### PASSAGE TO READ:
※
We denounce the attempts being made in Britain by the Fascist elements to make people believe that we British and other volunteers fighting on behalf of Spanish democracy are no different from the scores of thousands of conscript troops sent into Spain by Hitler and Mussolini. There can be no comparison between free volunteers and these conscript armies of Germany and Italy in Spain.
Finally, we desire it to be known in Britain that we came here of our own free will after full consideration of all that this step involved. We came to Spain not for money, but solely to assist the heroic Spanish people to defend their country's freedom and democracy. We were not gulled into coming to Spain by promises of big money. We never even asked for money when we volunteered. We are perfectly satisfied with our treatment by the Spanish Government; and we still are proud to be fighting for the cause of freedom in Spain. Any statements to the contrary are foul lies.
(9) The British government was involved in the attempt to being down the government led by B. In April 1938, Sir Orme Sargent, assistant undersecretary of state, wrote to the British Ambassador, Sir Eric Phipps, about this matter.
You may very well properly be shocked at the suggestion that we, or rather you, should do anything which might embarrass or weaken a French Government, even if it be in the hopes that it will, as a result, be replaced by a government more adequate to the critical situation with which we are faced.
※
### RECORDS FOR THE EXERCISE:
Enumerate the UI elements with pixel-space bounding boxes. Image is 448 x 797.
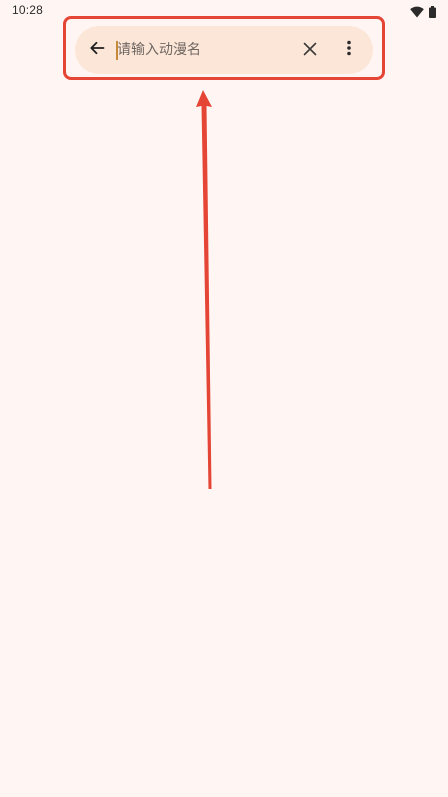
- annotation-arrow: [196, 90, 212, 489]
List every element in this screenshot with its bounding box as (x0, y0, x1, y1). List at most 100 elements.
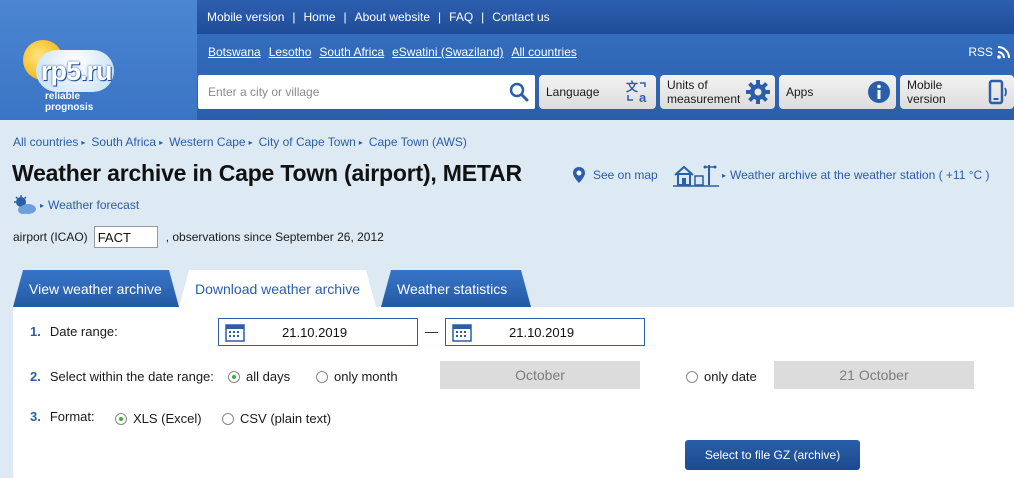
station-archive-label: Weather archive at the weather station (… (730, 168, 990, 182)
radio-dot-selected (228, 370, 240, 383)
units-button[interactable]: Units of measurement (660, 75, 775, 109)
archive-tabs: View weather archive Download weather ar… (0, 270, 1014, 307)
nav-separator: | (481, 10, 485, 24)
date-from-field[interactable]: 21.10.2019 (218, 318, 418, 346)
radio-all-days-label: all days (246, 369, 291, 384)
breadcrumb-all-countries[interactable]: All countries (13, 135, 78, 149)
country-link-eswatini[interactable]: eSwatini (Swaziland) (392, 45, 503, 59)
radio-csv-label: CSV (plain text) (240, 411, 332, 426)
breadcrumb-arrow-icon: ▸ (81, 137, 86, 147)
rss-link[interactable]: RSS (968, 45, 1010, 59)
radio-only-date-label: only date (704, 369, 757, 384)
select-within-label: 2. Select within the date range: (30, 369, 214, 384)
rss-label: RSS (968, 45, 993, 59)
tab-view-weather-archive[interactable]: View weather archive (13, 270, 179, 307)
search-box (198, 75, 535, 109)
see-on-map-link[interactable]: See on map (572, 166, 658, 184)
row-number: 1. (30, 324, 41, 339)
forecast-arrow-icon: ▸ (40, 200, 45, 210)
breadcrumb-arrow-icon: ▸ (358, 137, 363, 147)
breadcrumb-arrow-icon: ▸ (159, 137, 164, 147)
country-link-botswana[interactable]: Botswana (208, 45, 261, 59)
tab-label: View weather archive (29, 280, 162, 297)
units-label-line1: Units of (667, 78, 708, 92)
weather-forecast-label: Weather forecast (48, 198, 140, 212)
mobile-phone-icon (988, 79, 1007, 105)
rss-icon (997, 45, 1010, 59)
icao-field[interactable] (93, 226, 158, 248)
date-range-label: 1. Date range: (30, 324, 118, 339)
weather-forecast-link[interactable]: ▸ Weather forecast (13, 195, 139, 215)
nav-home[interactable]: Home (304, 10, 336, 24)
icao-row: airport (ICAO) , observations since Sept… (13, 226, 384, 248)
nav-faq[interactable]: FAQ (449, 10, 473, 24)
language-button[interactable]: Language 文 a (539, 75, 656, 109)
month-select[interactable]: October (440, 361, 640, 389)
breadcrumb-south-africa[interactable]: South Africa (91, 135, 156, 149)
observations-since: , observations since September 26, 2012 (165, 230, 384, 244)
tab-weather-statistics[interactable]: Weather statistics (381, 270, 531, 307)
date-to-field[interactable]: 21.10.2019 (445, 318, 645, 346)
nav-separator: | (292, 10, 296, 24)
site-logo[interactable]: rp5.ru reliable prognosis (18, 36, 138, 116)
mobile-version-button[interactable]: Mobile version (900, 75, 1014, 109)
tab-download-weather-archive[interactable]: Download weather archive (179, 270, 376, 307)
station-arrow-icon: ▸ (722, 170, 727, 180)
country-link-all[interactable]: All countries (512, 45, 577, 59)
row-number: 2. (30, 369, 41, 384)
weather-station-icon (673, 165, 719, 187)
radio-only-month-label: only month (334, 369, 398, 384)
search-input[interactable] (198, 75, 498, 109)
svg-text:文: 文 (626, 79, 639, 94)
mobile-label-line1: Mobile (907, 78, 943, 92)
radio-dot-selected (115, 412, 127, 425)
nav-separator: | (438, 10, 442, 24)
see-on-map-label: See on map (593, 168, 658, 182)
date-range-text: Date range: (49, 324, 118, 339)
logo-text: rp5.ru (41, 56, 113, 86)
language-label: Language (546, 85, 600, 99)
map-pin-icon (573, 167, 585, 183)
page-title: Weather archive in Cape Town (airport), … (12, 160, 522, 186)
radio-xls[interactable]: XLS (Excel) (115, 411, 202, 426)
country-link-lesotho[interactable]: Lesotho (269, 45, 312, 59)
radio-csv[interactable]: CSV (plain text) (222, 411, 331, 426)
radio-only-date[interactable]: only date (686, 369, 757, 384)
nav-about[interactable]: About website (355, 10, 430, 24)
country-links: Botswana Lesotho South Africa eSwatini (… (208, 45, 585, 59)
tab-label: Download weather archive (195, 280, 360, 297)
radio-dot (686, 370, 698, 383)
breadcrumb: All countries ▸ South Africa ▸ Western Cap… (13, 135, 467, 149)
gear-icon (746, 80, 770, 104)
date-to-value: 21.10.2019 (509, 325, 575, 340)
radio-xls-label: XLS (Excel) (133, 411, 202, 426)
icao-label: airport (ICAO) (13, 230, 88, 244)
format-text: Format: (49, 409, 95, 424)
logo-tagline-line2: prognosis (45, 102, 94, 113)
units-label: Units of measurement (667, 78, 740, 106)
logo-tagline-line1: reliable (45, 91, 81, 102)
radio-all-days[interactable]: all days (228, 369, 290, 384)
nav-contact[interactable]: Contact us (492, 10, 549, 24)
apps-button[interactable]: Apps (779, 75, 896, 109)
mobile-label-line2: version (907, 92, 946, 106)
mobile-label: Mobile version (907, 78, 946, 106)
breadcrumb-city-of-cape-town[interactable]: City of Cape Town (259, 135, 356, 149)
country-link-south-africa[interactable]: South Africa (319, 45, 384, 59)
radio-dot (222, 412, 234, 425)
select-gz-button[interactable]: Select to file GZ (archive) (685, 440, 860, 470)
search-icon[interactable] (509, 82, 529, 102)
units-label-line2: measurement (667, 92, 741, 106)
nav-mobile-version[interactable]: Mobile version (207, 10, 284, 24)
info-icon (868, 81, 890, 103)
breadcrumb-cape-town-aws[interactable]: Cape Town (AWS) (369, 135, 467, 149)
station-archive-link[interactable]: ▸ Weather archive at the weather station… (673, 162, 990, 188)
radio-only-month[interactable]: only month (316, 369, 398, 384)
nav-separator: | (343, 10, 347, 24)
format-label: 3. Format: (30, 409, 95, 424)
breadcrumb-western-cape[interactable]: Western Cape (169, 135, 245, 149)
date-select[interactable]: 21 October (774, 361, 974, 389)
svg-text:a: a (639, 90, 647, 105)
tab-label: Weather statistics (397, 280, 508, 297)
translate-icon: 文 a (626, 79, 647, 105)
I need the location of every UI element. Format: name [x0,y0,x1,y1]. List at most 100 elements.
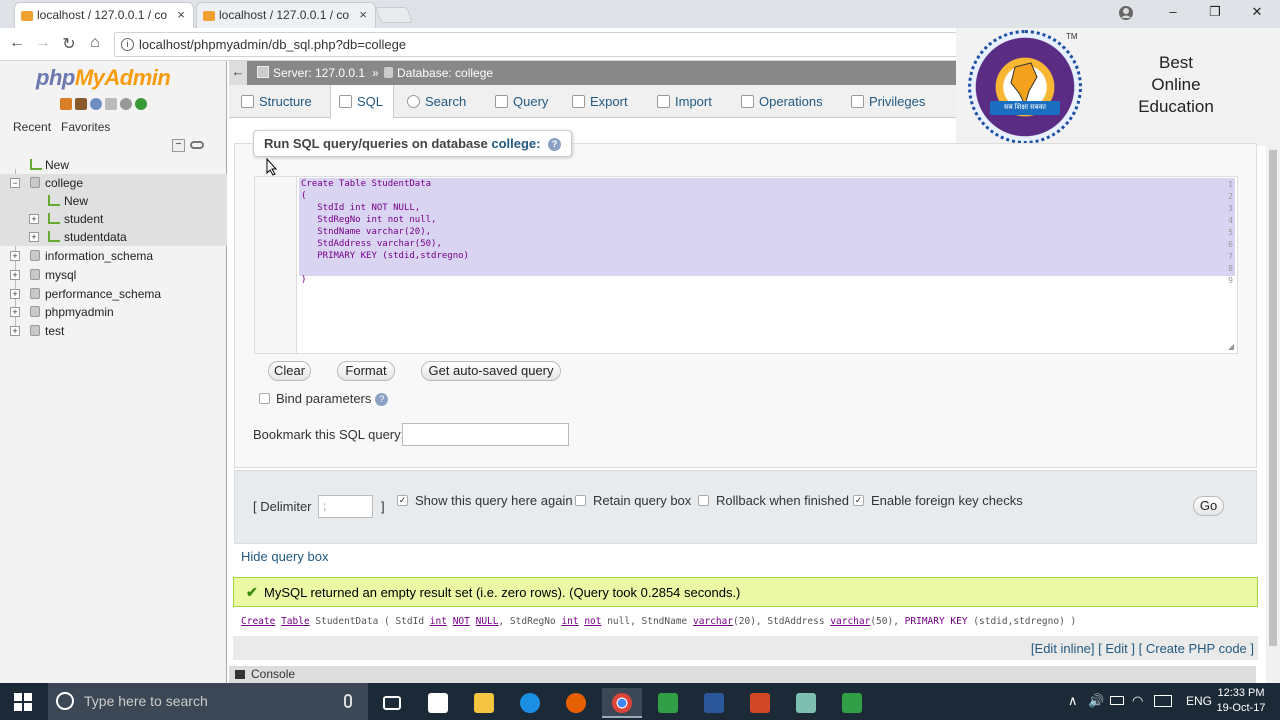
minimize-button[interactable]: – [1158,4,1188,24]
powerpoint-icon[interactable] [740,688,780,718]
new-tab-button[interactable] [375,7,413,23]
edge-icon[interactable] [510,688,550,718]
tree-item-test[interactable]: + test [0,322,227,340]
legend-db-link[interactable]: college: [491,136,540,151]
close-window-button[interactable]: ✕ [1242,4,1272,24]
refresh-icon[interactable] [135,98,147,110]
taskbar-search-box[interactable]: Type here to search [48,683,368,720]
scrollbar-thumb[interactable] [1269,150,1277,646]
word-icon[interactable] [694,688,734,718]
settings-icon[interactable] [120,98,132,110]
language-indicator[interactable]: ENG [1186,694,1212,708]
tree-item-phpmyadmin[interactable]: + phpmyadmin [0,303,227,321]
retain-query-box-checkbox[interactable] [575,495,586,506]
expand-icon[interactable]: + [10,251,20,261]
forward-arrow-icon[interactable]: → [32,34,54,54]
app-icon[interactable] [786,688,826,718]
wifi-icon[interactable]: ◠ [1132,693,1143,709]
expand-icon[interactable]: + [10,289,20,299]
bookmark-input[interactable] [402,423,569,446]
tree-item-information-schema[interactable]: + information_schema [0,247,227,265]
tab-export[interactable]: Export [564,85,638,118]
foreign-key-checks-checkbox[interactable]: ✓ [853,495,864,506]
edit-inline-link[interactable]: [Edit inline] [1031,641,1095,656]
tab-query[interactable]: Query [487,85,558,118]
collapse-all-icon[interactable]: − [172,139,185,152]
camtasia-recorder-icon[interactable] [832,688,872,718]
keyboard-icon[interactable] [1154,695,1172,707]
expand-icon[interactable]: + [29,214,39,224]
expand-icon[interactable]: + [10,326,20,336]
expand-icon[interactable]: + [29,232,39,242]
address-bar[interactable]: i localhost/phpmyadmin/db_sql.php?db=col… [114,32,964,57]
go-button[interactable]: Go [1193,496,1224,516]
close-tab-icon[interactable]: × [177,7,185,22]
database-icon [30,288,40,299]
docs-icon[interactable] [105,98,117,110]
close-tab-icon[interactable]: × [359,7,367,22]
get-auto-saved-query-button[interactable]: Get auto-saved query [421,361,561,381]
tree-item-student[interactable]: + student [0,210,227,228]
battery-icon[interactable] [1110,696,1124,705]
reload-icon[interactable]: ↻ [58,34,80,54]
help-icon[interactable] [90,98,102,110]
help-icon[interactable]: ? [375,393,389,407]
volume-icon[interactable]: 🔊 [1088,693,1104,709]
site-info-icon[interactable]: i [121,38,134,51]
breadcrumb-database[interactable]: Database: college [397,66,493,80]
tab-operations[interactable]: Operations [733,85,833,118]
tab-search[interactable]: Search [399,85,476,118]
tree-item-performance-schema[interactable]: + performance_schema [0,285,227,303]
firefox-icon[interactable] [556,688,596,718]
chrome-icon[interactable] [602,688,642,718]
format-button[interactable]: Format [337,361,395,381]
camtasia-icon[interactable] [648,688,688,718]
tree-item-new-database[interactable]: New [0,156,227,174]
show-hidden-icons[interactable]: ∧ [1068,693,1078,709]
collapse-nav-button[interactable]: ← [229,61,247,85]
home-icon[interactable] [60,98,72,110]
tab-privileges[interactable]: Privileges [843,85,935,118]
breadcrumb-server[interactable]: Server: 127.0.0.1 [273,66,365,80]
tab-import[interactable]: Import [649,85,722,118]
link-with-main-icon[interactable] [190,141,204,149]
recent-tab[interactable]: Recent [13,120,51,134]
tree-item-new-table[interactable]: New [0,192,227,210]
clear-button[interactable]: Clear [268,361,311,381]
file-explorer-icon[interactable] [464,688,504,718]
collapse-icon[interactable]: − [10,178,20,188]
store-icon[interactable] [418,688,458,718]
back-arrow-icon[interactable]: ← [6,34,28,54]
expand-icon[interactable]: + [10,270,20,280]
tree-item-studentdata[interactable]: + studentdata [0,228,227,246]
resize-handle-icon[interactable]: ◢ [1228,342,1234,351]
bind-parameters-checkbox[interactable] [259,393,270,404]
favorites-tab[interactable]: Favorites [61,120,110,134]
delimiter-input[interactable]: ; [318,495,373,518]
console-bar[interactable]: Console [229,666,1256,683]
task-view-icon[interactable] [372,688,412,718]
phpmyadmin-logo[interactable]: phpMyAdmin [36,65,171,91]
sql-editor[interactable]: 1 2 3 4 5 6 7 8 9 Create Table StudentDa… [254,176,1238,354]
microphone-icon[interactable] [344,694,352,708]
create-php-code-link[interactable]: [ Create PHP code ] [1139,641,1254,656]
windows-start-icon[interactable] [14,693,32,711]
logout-icon[interactable] [75,98,87,110]
clock[interactable]: 12:33 PM 19-Oct-17 [1214,686,1268,716]
tree-item-mysql[interactable]: + mysql [0,266,227,284]
browser-tab-1[interactable]: localhost / 127.0.0.1 / co × [14,2,194,28]
show-query-again-checkbox[interactable]: ✓ [397,495,408,506]
help-icon[interactable]: ? [548,138,562,152]
browser-tab-2[interactable]: localhost / 127.0.0.1 / co × [196,2,376,28]
rollback-checkbox[interactable] [698,495,709,506]
tree-item-college[interactable]: − college [0,174,227,192]
tab-sql[interactable]: SQL [330,85,395,118]
profile-icon[interactable] [1118,5,1134,21]
home-icon[interactable]: ⌂ [84,34,106,54]
edit-link[interactable]: [ Edit ] [1098,641,1135,656]
hide-query-box-link[interactable]: Hide query box [241,549,328,564]
maximize-button[interactable]: ❐ [1200,4,1230,24]
tab-structure[interactable]: Structure [233,85,322,118]
vertical-scrollbar[interactable] [1266,146,1280,683]
expand-icon[interactable]: + [10,307,20,317]
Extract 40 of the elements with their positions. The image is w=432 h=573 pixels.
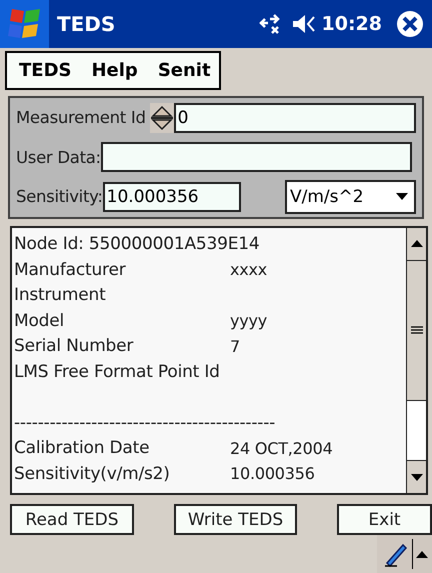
field-label: Measurement Id — [16, 108, 146, 128]
clock-time[interactable]: 10:28 — [322, 13, 382, 35]
speaker-icon[interactable] — [292, 13, 316, 35]
start-flag-icon[interactable] — [0, 0, 49, 48]
action-button[interactable]: Read TEDS — [10, 504, 134, 536]
info-text: Node Id: 550000001A539E14 — [14, 234, 260, 254]
scroll-down-icon[interactable] — [410, 474, 422, 481]
info-value: 7 — [230, 336, 240, 356]
info-label: Sensitivity(v/m/s2) — [14, 464, 171, 484]
caret-up-icon[interactable] — [416, 550, 428, 558]
field-label: Sensitivity: — [16, 187, 103, 206]
pen-icon[interactable] — [383, 541, 409, 568]
info-label: Model — [14, 310, 66, 331]
info-value: yyyy — [230, 311, 268, 330]
close-icon[interactable] — [396, 10, 424, 38]
info-text: -------------------------------------------- — [14, 412, 276, 433]
field-label: User Data: — [16, 148, 101, 167]
action-button[interactable]: Exit — [337, 504, 432, 536]
action-button[interactable]: Write TEDS — [174, 504, 297, 536]
info-label: Serial Number — [14, 336, 134, 356]
menu-item[interactable]: Help — [91, 60, 138, 81]
unit-dropdown[interactable]: V/m/s^2 — [285, 180, 416, 214]
info-label: Calibration Date — [14, 438, 150, 458]
info-text: LMS Free Format Point Id — [14, 362, 220, 382]
info-value: 10.000356 — [230, 464, 315, 484]
info-label: Manufacturer — [14, 260, 127, 280]
user-data-field[interactable] — [100, 142, 412, 172]
menu-item[interactable]: TEDS — [19, 60, 72, 81]
spinner-icon[interactable] — [150, 102, 174, 133]
info-value: 24 OCT,2004 — [230, 438, 333, 458]
sensitivity-field[interactable]: 10.000356 — [102, 182, 241, 212]
window-title: TEDS — [57, 12, 116, 36]
info-label: Instrument — [14, 285, 107, 306]
info-value: xxxx — [230, 260, 268, 280]
scroll-up-icon[interactable] — [410, 240, 422, 248]
measurement-id-field[interactable]: 0 — [174, 102, 416, 133]
scrollbar[interactable] — [406, 228, 426, 494]
menu-item[interactable]: Senit — [158, 60, 211, 81]
caret-icon — [396, 193, 408, 200]
grip-icon[interactable] — [410, 326, 422, 334]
※
### EXERCISE A:
Answer these questions about the passage on British volunteers in Spain:
(i) Which conscript armies do the volunteers say cannot be compared with free volunteers?
(ii) According to the volunteers, what did they never ask for when they volunteered?
(iii) To whom did Sir Orme Sargent write in April 1938?
### EXERCISE B:
Reproduce the stretch of the entries from the start through the line that contains "List every element", keeping both ends and leaving out the pictures.

### FULL RESPONSE A:
(i) The conscript armies of Germany and Italy in Spain.
(ii) Money.
(iii) The British Ambassador, Sir Eric Phipps.

### FULL RESPONSE B:
Enumerate the UI elements with pixel-space bounding boxes. Image is 448 x 797.
- annotation-arrow: [196, 90, 212, 489]
List every element in this screenshot with its bounding box as (x0, y0, x1, y1). List at most 100 elements.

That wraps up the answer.